Para dar vida a Vera Paiva nas telonas, Valentina Herszage trouxe muito de sua alegria, curiosidade e constante inquietação com o mundo, sempre preferindo ter mais perguntas do que respostas. É com essas mesmas características que ela vive o momento mais importante de sua carreira, na expectativa do maior prêmio do cinema mundial. Já ganhamos tanto com você, Valentina Sempre que faço uma entrevista ou conto uma história, procuro estruturar os temas e perguntas em altos e baixos, misturando assuntos delicados com outros mais leves, polêmicas e novidades numa proporção em que o entrevistado se sinta à vontade para falar e o leitor instigado a percorrer cada palavra. Muitas vezes, o formato é necessário para se desfazer de algumas amarras naturais que duas pessoas que se conheceram ali, naquele momento, carregam. Com Valentina Herszage, foi como falar com uma amiga de longa data desde a primeira pergunta. Tudo com ela é high, nem as mais de 15 horas no set entre fotos, vídeos e entrevista tiraram o brilho e a clareza para falar de arte, política e moda dessa atriz que é expoente de uma nova e ótima safra do cinema brasileiro.

***

## OBJETIVO PROPOSTO 1
Responda com base no texto sobre Valentina Herszage:
(a) Qual personagem Valentina Herszage vive nas telonas?
(b) Segundo o texto, o que ela sempre prefere ter mais do que respostas?
(c) Quantas horas no set entre fotos, vídeos e entrevista são mencionadas?

## REGISTROS BRUTOS
***

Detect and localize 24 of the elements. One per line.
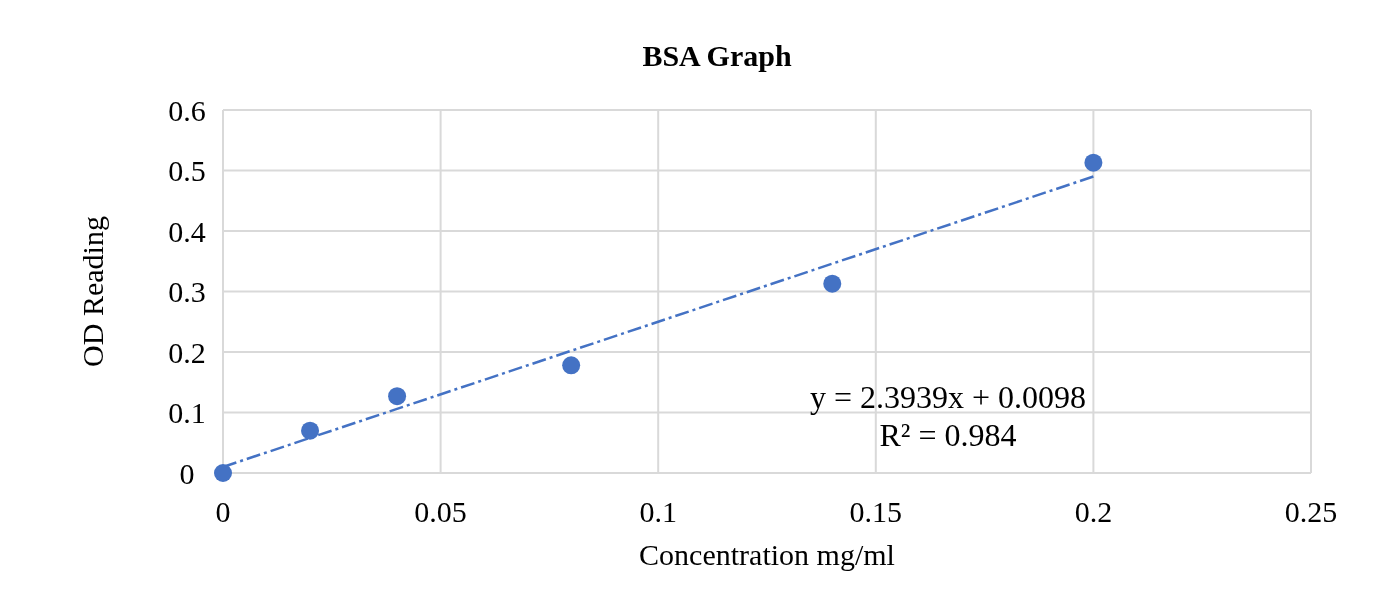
annotation: R² = 0.984 bbox=[879, 417, 1017, 453]
x-tick-label: 0.2 bbox=[1074, 495, 1113, 528]
y-tick-label: 0 bbox=[179, 456, 195, 490]
y-tick-label: 0.2 bbox=[168, 335, 206, 369]
x-tick-label: 0.25 bbox=[1284, 495, 1338, 528]
y-axis-title: OD Reading bbox=[76, 216, 109, 367]
y-tick-label: 0.6 bbox=[168, 93, 206, 127]
point bbox=[562, 356, 581, 375]
x-tick-label: 0.05 bbox=[414, 495, 467, 528]
annotation: y = 2.3939x + 0.0098 bbox=[809, 379, 1087, 415]
point bbox=[388, 387, 407, 406]
point bbox=[301, 421, 320, 440]
y-tick-label: 0.4 bbox=[168, 214, 206, 248]
y-tick-label: 0.3 bbox=[168, 275, 206, 308]
x-tick-label: 0.1 bbox=[639, 495, 677, 528]
x-axis-title: Concentration mg/ml bbox=[639, 538, 895, 571]
chart-title: BSA Graph bbox=[642, 39, 792, 72]
point bbox=[823, 274, 842, 293]
y-tick-label: 0.1 bbox=[168, 396, 206, 429]
x-tick-label: 0.15 bbox=[849, 495, 903, 528]
y-tick-label: 0.5 bbox=[168, 154, 206, 187]
point bbox=[1084, 153, 1103, 172]
point bbox=[214, 464, 232, 482]
x-tick-label: 0 bbox=[215, 495, 231, 528]
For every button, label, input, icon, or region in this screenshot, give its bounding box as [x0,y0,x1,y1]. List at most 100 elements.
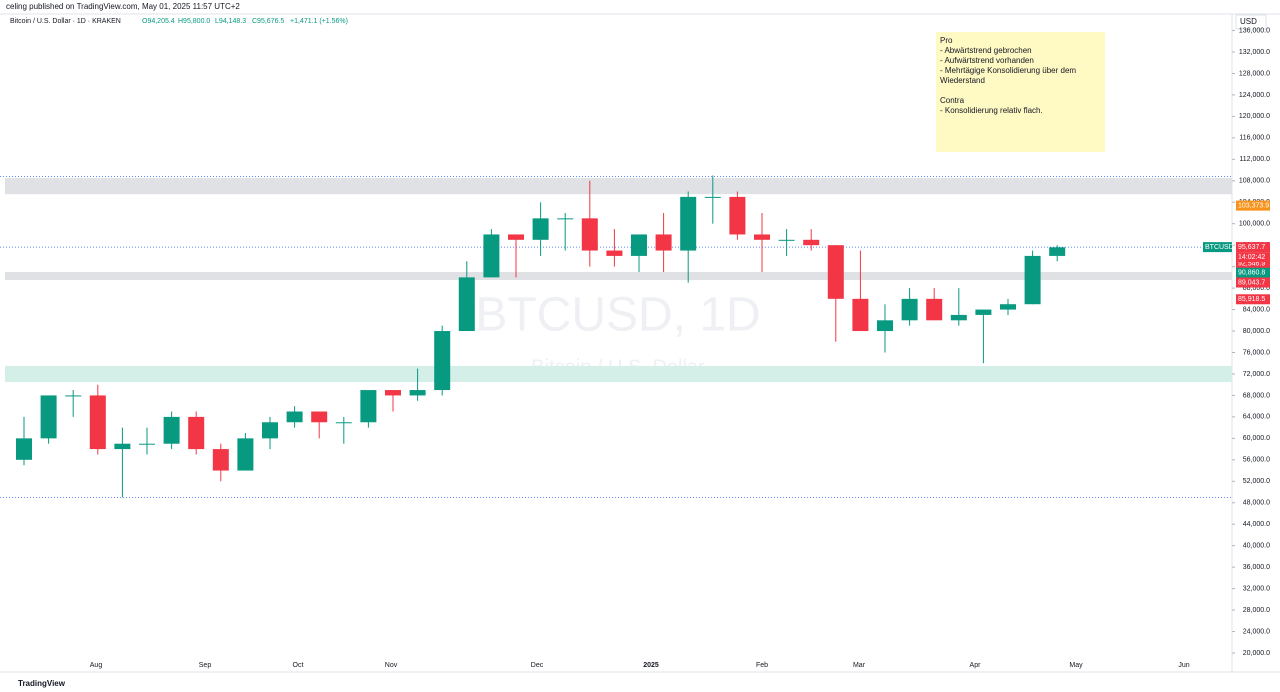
candle-body [89,395,106,450]
candle-body [163,416,180,444]
y-tick-label: 76,000.0 [1243,349,1270,356]
note-text: Contra [940,96,965,105]
candle-body [311,411,328,423]
candle-body [1024,255,1041,305]
candle-body [508,234,524,240]
y-tick-label: 56,000.0 [1243,457,1270,464]
candle-body [237,438,254,471]
candle-body [1000,304,1016,310]
candle-body [286,411,303,423]
y-tick-label: 116,000.0 [1239,135,1270,142]
y-tick-label: 100,000.0 [1239,221,1270,228]
candle-body [852,298,869,332]
low: L94,148.3 [215,18,246,25]
price-label: 92,546.9 [1238,261,1265,268]
price-label: 95,637.7 [1238,244,1265,251]
y-tick-label: 32,000.0 [1243,585,1270,592]
candle-body [385,390,401,396]
watermark: BTCUSD, 1D [475,289,760,342]
candle-body [139,443,155,445]
candle-body [409,390,426,396]
y-tick-label: 52,000.0 [1243,478,1270,485]
candle-body [950,314,967,321]
candle-body [926,298,943,321]
x-tick-label: Nov [385,662,398,669]
open: O94,205.4 [142,18,175,25]
candle-body [16,438,32,460]
x-tick-label: Feb [756,662,768,669]
candle-body [704,196,721,198]
candle-body [458,277,475,332]
price-label-box [1236,200,1270,211]
y-tick-label: 44,000.0 [1243,521,1270,528]
y-tick-label: 80,000.0 [1243,328,1270,335]
symbol: Bitcoin / U.S. Dollar · 1D · KRAKEN [10,18,121,25]
note-text: - Aufwärtstrend vorhanden [940,56,1034,65]
candle-body [581,218,598,251]
y-tick-label: 20,000.0 [1243,650,1270,657]
y-tick-label: 72,000.0 [1243,371,1270,378]
x-tick-label: Dec [531,662,544,669]
currency-box [1235,14,1267,30]
change: +1,471.1 (+1.56%) [290,18,348,25]
zone [5,178,1232,195]
candle-body [188,416,205,450]
price-label: 89,043.7 [1238,279,1265,286]
countdown: 14:02:42 [1238,254,1265,261]
candle-body [483,234,500,278]
ticker-tag: BTCUSD [1205,244,1234,251]
price-label-box [1236,258,1270,269]
y-tick-label: 128,000.0 [1239,70,1270,77]
price-label-box [1236,294,1270,305]
x-tick-label: Apr [970,662,982,669]
countdown-box [1236,252,1270,263]
price-label: 90,860.8 [1238,270,1265,277]
x-tick-label: 2025 [643,662,659,669]
candle-body [434,331,451,391]
y-tick-label: 124,000.0 [1239,92,1270,99]
candle-body [532,218,549,240]
candle-body [557,218,574,220]
published: celing published on TradingView.com, May… [6,2,240,11]
x-tick-label: Jun [1178,662,1189,669]
candle-body [114,443,131,450]
candle-body [40,395,57,439]
y-tick-label: 36,000.0 [1243,564,1270,571]
x-tick-label: Aug [90,662,103,669]
zone [5,272,1232,281]
candle-body [803,239,820,246]
y-tick-label: 24,000.0 [1243,628,1270,635]
y-tick-label: 88,000.0 [1243,285,1270,292]
x-tick-label: May [1069,662,1083,669]
y-tick-label: 120,000.0 [1239,113,1270,120]
y-tick-label: 112,000.0 [1239,156,1270,163]
currency: USD [1240,17,1257,26]
note-text: - Konsolidierung relativ flach. [940,106,1043,115]
candle-body [877,320,893,332]
candle-body [262,422,278,439]
x-tick-label: Oct [293,662,304,669]
candle-body [65,395,82,397]
candle-body [729,196,746,235]
zone [5,365,1232,383]
close: C95,676.5 [252,18,284,25]
note-text: - Abwärtstrend gebrochen [940,46,1032,55]
note-text: - Mehrtägige Konsolidierung über dem Wie… [940,66,1077,85]
y-tick-label: 132,000.0 [1239,49,1270,56]
x-tick-label: Mar [853,662,866,669]
candle-body [655,234,672,251]
candle-body [778,239,795,241]
y-tick-label: 136,000.0 [1239,27,1270,34]
x-tick-label: Sep [199,662,212,669]
note: Pro - Abwärtstrend gebrochen - Aufwärtst… [936,32,1105,152]
price-label-box [1236,242,1270,253]
candle-body [680,196,697,251]
y-tick-label: 28,000.0 [1243,607,1270,614]
candle-body [975,309,992,315]
candle-body [754,234,770,240]
candle-body [827,245,844,299]
y-tick-label: 40,000.0 [1243,543,1270,550]
y-tick-label: 64,000.0 [1243,414,1270,421]
y-tick-label: 48,000.0 [1243,500,1270,507]
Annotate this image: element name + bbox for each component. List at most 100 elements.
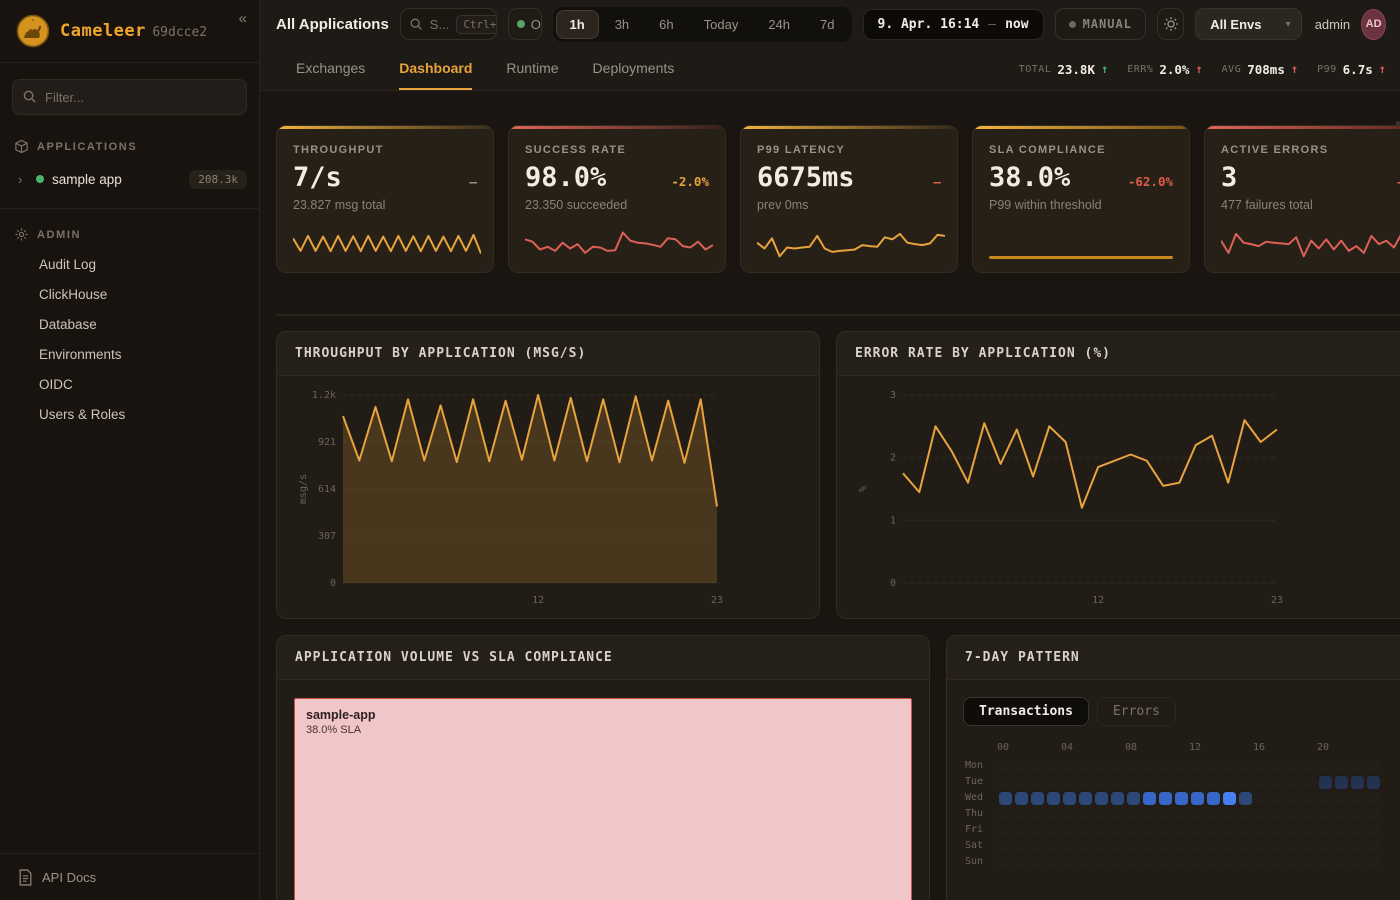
time-range-1h[interactable]: 1h [555,9,599,39]
kpi-subtitle: P99 within threshold [989,198,1102,212]
online-status-dot [516,20,525,28]
kpi-value: 38.0% [989,162,1071,193]
treemap-cell-sample-app[interactable]: sample-app 38.0% SLA [294,698,912,900]
heatmap-cell [1318,839,1332,853]
heatmap-cell [1174,759,1188,773]
kpi-subtitle: prev 0ms [757,198,809,212]
heatmap-cell [1350,823,1364,837]
heatmap-cell [1318,759,1332,773]
heatmap-cell [1254,839,1268,853]
sparkline-chart [293,233,481,254]
svg-text:12: 12 [1092,595,1104,606]
arrow-up-icon: ↑ [1195,62,1203,76]
sidebar-item-audit-log[interactable]: Audit Log [39,257,97,272]
heatmap-col-label [1285,742,1301,758]
heatmap-cell [1014,759,1028,773]
expand-chevron-icon[interactable]: › [18,171,23,187]
sidebar-item-environments[interactable]: Environments [39,347,122,362]
heatmap-cell [1206,823,1220,837]
theme-toggle-button[interactable] [1156,8,1185,40]
heatmap-tab-transactions[interactable]: Transactions [963,697,1089,726]
heatmap-col-label [1141,742,1157,758]
heatmap-cell [1302,807,1316,821]
time-range-24h[interactable]: 24h [768,16,791,32]
online-status-button[interactable]: O [507,8,542,40]
divider [0,208,259,209]
brand-name: Cameleer [60,21,146,41]
global-search-input[interactable]: S... Ctrl+K [399,8,497,40]
time-range-6h[interactable]: 6h [659,16,674,32]
sidebar-item-database[interactable]: Database [39,317,97,332]
treemap-sla-label: 38.0% SLA [306,724,362,736]
summary-stats: TOTAL 23.8K ↑ ERR% 2.0% ↑ AVG 708ms ↑ P9… [1019,48,1386,90]
time-range-7d[interactable]: 7d [820,16,835,32]
heatmap-cell [1286,839,1300,853]
tab-runtime[interactable]: Runtime [506,60,559,76]
heatmap-cell [1206,839,1220,853]
applications-section-header: APPLICATIONS [0,121,259,162]
heatmap-cell [1302,791,1316,805]
heatmap-cell [1158,855,1172,869]
heatmap-cell [1094,823,1108,837]
heatmap-cell [1110,759,1124,773]
sidebar-filter-input[interactable] [12,79,247,115]
time-range-3h[interactable]: 3h [614,16,630,32]
heatmap-col-label [1221,742,1237,758]
tab-exchanges[interactable]: Exchanges [296,60,366,76]
panel-title: THROUGHPUT BY APPLICATION (MSG/S) [277,332,819,376]
heatmap-grid: 00 04 08 12 16 20 Mon Tue Wed Thu Fri Sat Sun [963,742,1400,870]
svg-text:307: 307 [318,531,336,542]
heatmap-col-label [1045,742,1061,758]
api-docs-link[interactable]: API Docs [0,853,259,900]
sidebar-item-users-roles[interactable]: Users & Roles [39,407,126,422]
heatmap-cell [1286,823,1300,837]
heatmap-cell [1014,855,1028,869]
heatmap-cell [1078,791,1092,805]
heatmap-cell [1126,791,1140,805]
collapse-sidebar-icon[interactable]: « [238,10,247,27]
heatmap-cell [1350,839,1364,853]
manual-refresh-button[interactable]: MANUAL [1054,8,1146,40]
time-range-today[interactable]: Today [703,16,739,32]
heatmap-cell [1238,823,1252,837]
kpi-value: 3 [1221,162,1238,193]
sidebar-item-sample-app[interactable]: › sample app 208.3k [0,162,259,196]
sidebar-item-clickhouse[interactable]: ClickHouse [39,287,108,302]
heatmap-cell [1254,807,1268,821]
auto-refresh-indicator: Auto-refresh: 30s [276,91,1400,118]
heatmap-cell [1030,759,1044,773]
stat-p99: P99 6.7s ↑ [1317,61,1386,77]
heatmap-cell [1190,839,1204,853]
heatmap-cell [1254,855,1268,869]
svg-text:921: 921 [318,437,336,448]
tab-dashboard[interactable]: Dashboard [399,48,473,90]
sidebar: Cameleer 69dcce2 « APPLICATIONS › sample… [0,0,260,900]
heatmap-cell [1190,823,1204,837]
heatmap-cell [1270,807,1284,821]
heatmap-cell [1110,839,1124,853]
panel-title: APPLICATION VOLUME VS SLA COMPLIANCE [277,636,929,680]
kpi-accent-bar [741,126,957,129]
heatmap-cell [1190,855,1204,869]
heatmap-cell [1110,807,1124,821]
avatar[interactable]: AD [1361,8,1387,40]
heatmap-cell [1046,855,1060,869]
heatmap-col-label [1301,742,1317,758]
heatmap-col-label: 08 [1125,742,1138,753]
sidebar-item-oidc[interactable]: OIDC [39,377,73,392]
heatmap-col-label [1157,742,1173,758]
environment-select[interactable]: All Envs ▾ [1195,8,1302,40]
online-status-label: O [530,16,541,32]
date-range-picker[interactable]: 9. Apr. 16:14 – now [862,8,1044,40]
tab-deployments[interactable]: Deployments [592,60,675,76]
svg-text:0: 0 [890,578,896,589]
heatmap-cell [1350,759,1364,773]
heatmap-tab-errors[interactable]: Errors [1096,697,1176,726]
kpi-scroll-divider [276,314,1400,316]
heatmap-cell [1174,839,1188,853]
kpi-subtitle: 477 failures total [1221,198,1313,212]
svg-text:614: 614 [318,484,336,495]
heatmap-cell [1094,775,1108,789]
app-count-badge: 208.3k [189,169,247,189]
heatmap-col-label [1173,742,1189,758]
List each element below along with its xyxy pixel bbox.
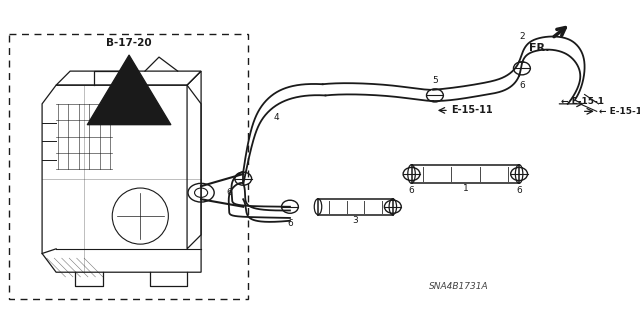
Text: 6: 6: [409, 186, 415, 195]
Text: 3: 3: [353, 216, 358, 225]
Text: 4: 4: [273, 113, 279, 122]
Text: 1: 1: [463, 183, 468, 193]
Text: 6: 6: [287, 219, 293, 228]
Text: SNA4B1731A: SNA4B1731A: [429, 282, 488, 291]
Text: ← E-15-1: ← E-15-1: [598, 107, 640, 116]
Text: 2: 2: [519, 32, 525, 41]
Bar: [10, 34, 248, 299]
Text: B-17-20: B-17-20: [106, 38, 152, 48]
Text: 5: 5: [432, 76, 438, 85]
Text: ← E-15-1: ← E-15-1: [561, 98, 604, 107]
Text: FR.: FR.: [529, 43, 550, 53]
Text: 6: 6: [227, 188, 232, 197]
Text: 6: 6: [516, 186, 522, 195]
Text: E-15-11: E-15-11: [451, 105, 492, 115]
Text: 6: 6: [519, 81, 525, 90]
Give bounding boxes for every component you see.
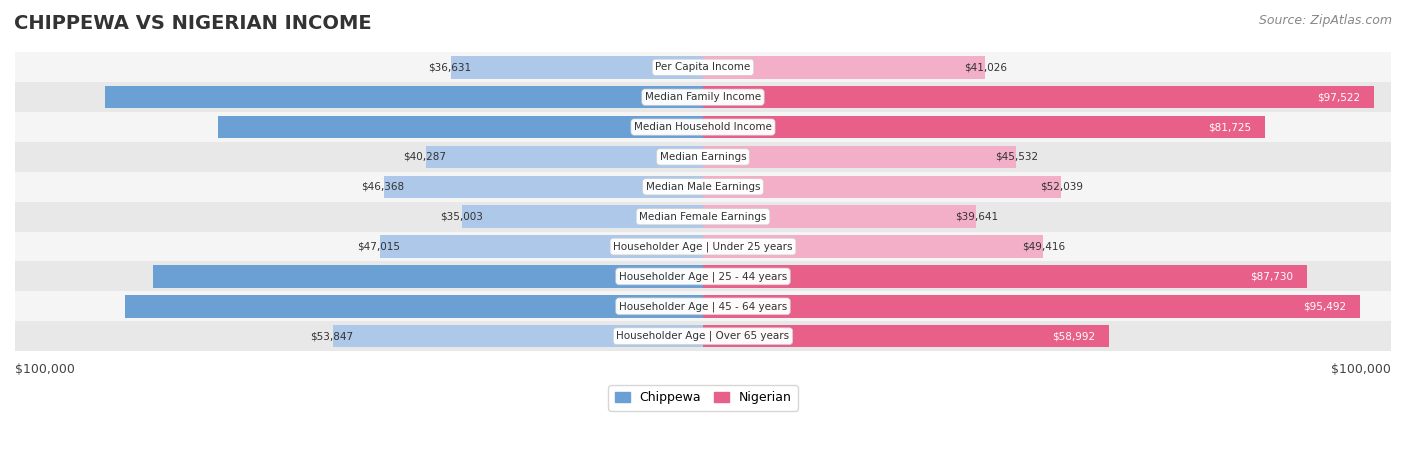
Text: $100,000: $100,000 xyxy=(15,363,75,376)
Bar xyxy=(15,262,1391,291)
Text: $52,039: $52,039 xyxy=(1040,182,1084,192)
Bar xyxy=(15,172,1391,202)
Text: Median Family Income: Median Family Income xyxy=(645,92,761,102)
Text: Householder Age | Over 65 years: Householder Age | Over 65 years xyxy=(616,331,790,341)
Text: $45,532: $45,532 xyxy=(995,152,1039,162)
Bar xyxy=(105,86,703,108)
Bar xyxy=(703,146,1017,168)
Text: $87,730: $87,730 xyxy=(1250,271,1294,282)
Text: $100,000: $100,000 xyxy=(1331,363,1391,376)
Bar xyxy=(218,116,703,138)
Bar xyxy=(15,142,1391,172)
Text: $86,852: $86,852 xyxy=(689,92,733,102)
Bar xyxy=(153,265,703,288)
Bar xyxy=(384,176,703,198)
Bar xyxy=(703,116,1265,138)
Text: $46,368: $46,368 xyxy=(361,182,405,192)
Text: $40,287: $40,287 xyxy=(404,152,447,162)
Text: $41,026: $41,026 xyxy=(965,62,1008,72)
Text: Householder Age | 45 - 64 years: Householder Age | 45 - 64 years xyxy=(619,301,787,311)
Text: Source: ZipAtlas.com: Source: ZipAtlas.com xyxy=(1258,14,1392,27)
Bar xyxy=(451,56,703,78)
Bar xyxy=(15,321,1391,351)
Text: $49,416: $49,416 xyxy=(1022,241,1066,252)
Bar xyxy=(703,86,1374,108)
Text: $95,492: $95,492 xyxy=(1303,301,1346,311)
Text: Householder Age | 25 - 44 years: Householder Age | 25 - 44 years xyxy=(619,271,787,282)
Bar xyxy=(380,235,703,258)
Text: Per Capita Income: Per Capita Income xyxy=(655,62,751,72)
Bar xyxy=(463,205,703,228)
Bar xyxy=(703,56,986,78)
Text: Median Female Earnings: Median Female Earnings xyxy=(640,212,766,222)
Bar xyxy=(703,325,1109,347)
Text: CHIPPEWA VS NIGERIAN INCOME: CHIPPEWA VS NIGERIAN INCOME xyxy=(14,14,371,33)
Bar xyxy=(125,295,703,318)
Bar xyxy=(15,202,1391,232)
Text: Median Earnings: Median Earnings xyxy=(659,152,747,162)
Bar xyxy=(15,291,1391,321)
Text: Householder Age | Under 25 years: Householder Age | Under 25 years xyxy=(613,241,793,252)
Bar xyxy=(15,112,1391,142)
Text: Median Male Earnings: Median Male Earnings xyxy=(645,182,761,192)
Bar xyxy=(703,176,1062,198)
Bar xyxy=(15,82,1391,112)
Text: $47,015: $47,015 xyxy=(357,241,401,252)
Legend: Chippewa, Nigerian: Chippewa, Nigerian xyxy=(609,385,797,410)
Bar xyxy=(703,205,976,228)
Bar xyxy=(333,325,703,347)
Text: $80,005: $80,005 xyxy=(689,271,733,282)
Bar xyxy=(703,295,1360,318)
Bar xyxy=(703,235,1043,258)
Text: $36,631: $36,631 xyxy=(429,62,471,72)
Text: $83,943: $83,943 xyxy=(689,301,733,311)
Text: $81,725: $81,725 xyxy=(1208,122,1251,132)
Text: $58,992: $58,992 xyxy=(1052,331,1095,341)
Bar xyxy=(426,146,703,168)
Text: $53,847: $53,847 xyxy=(311,331,353,341)
Text: $35,003: $35,003 xyxy=(440,212,482,222)
Bar xyxy=(15,232,1391,262)
Bar xyxy=(703,265,1306,288)
Text: $97,522: $97,522 xyxy=(1317,92,1360,102)
Text: $39,641: $39,641 xyxy=(955,212,998,222)
Bar xyxy=(15,52,1391,82)
Text: Median Household Income: Median Household Income xyxy=(634,122,772,132)
Text: $70,539: $70,539 xyxy=(689,122,733,132)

***

## OBJETIVO PROPOSTO 2
Repita, sem nenhuma alteração, o trecho dos registros que começa na linha que contém "candle-body [89,395,106,450]" e termina na linha que contém "candle-body [434,331,451,391]", incluindo as duas.

## RESPOSTA COMPLETA 1
(a) Vera Paiva.
(b) Perguntas.
(c) Mais de 15 horas.

## RESPOSTA COMPLETA 2
candle-body [89,395,106,450]
candle-body [163,416,180,444]
y-tick-label: 76,000.0 [1243,349,1270,356]
note-text: Contra [940,96,965,105]
candle-body [311,411,328,423]
candle-body [1024,255,1041,305]
candle-body [508,234,524,240]
y-tick-label: 56,000.0 [1243,457,1270,464]
candle-body [237,438,254,471]
candle-body [1000,304,1016,310]
candle-body [286,411,303,423]
y-tick-label: 116,000.0 [1239,135,1270,142]
y-tick-label: 100,000.0 [1239,221,1270,228]
candle-body [852,298,869,332]
low: L94,148.3 [215,18,246,25]
price-label: 92,546.9 [1238,261,1265,268]
price-label: 95,637.7 [1238,244,1265,251]
y-tick-label: 32,000.0 [1243,585,1270,592]
candle-body [385,390,401,396]
watermark: BTCUSD, 1D [475,289,760,342]
candle-body [139,443,155,445]
candle-body [409,390,426,396]
y-tick-label: 52,000.0 [1243,478,1270,485]
candle-body [950,314,967,321]
candle-body [926,298,943,321]
x-tick-label: Nov [385,662,398,669]
open: O94,205.4 [142,18,175,25]
candle-body [16,438,32,460]
x-tick-label: Feb [756,662,768,669]
candle-body [704,196,721,198]
candle-body [458,277,475,332]
price-label-box [1236,200,1270,211]
y-tick-label: 44,000.0 [1243,521,1270,528]
y-tick-label: 80,000.0 [1243,328,1270,335]
symbol: Bitcoin / U.S. Dollar · 1D · KRAKEN [10,18,121,25]
note-text: - Aufwärtstrend vorhanden [940,56,1034,65]
candle-body [581,218,598,251]
y-tick-label: 20,000.0 [1243,650,1270,657]
y-tick-label: 72,000.0 [1243,371,1270,378]
x-tick-label: Dec [531,662,544,669]
currency-box [1235,14,1267,30]
change: +1,471.1 (+1.56%) [290,18,348,25]
zone [5,178,1232,195]
candle-body [188,416,205,450]
price-label: 89,043.7 [1238,279,1265,286]
countdown: 14:02:42 [1238,254,1265,261]
candle-body [483,234,500,278]
ticker-tag: BTCUSD [1205,244,1234,251]
price-label-box [1236,258,1270,269]
y-tick-label: 128,000.0 [1239,70,1270,77]
price-label-box [1236,294,1270,305]
x-tick-label: Apr [970,662,982,669]
countdown-box [1236,252,1270,263]
price-label: 90,860.8 [1238,270,1265,277]
x-tick-label: 2025 [643,662,659,669]
candle-body [434,331,451,391]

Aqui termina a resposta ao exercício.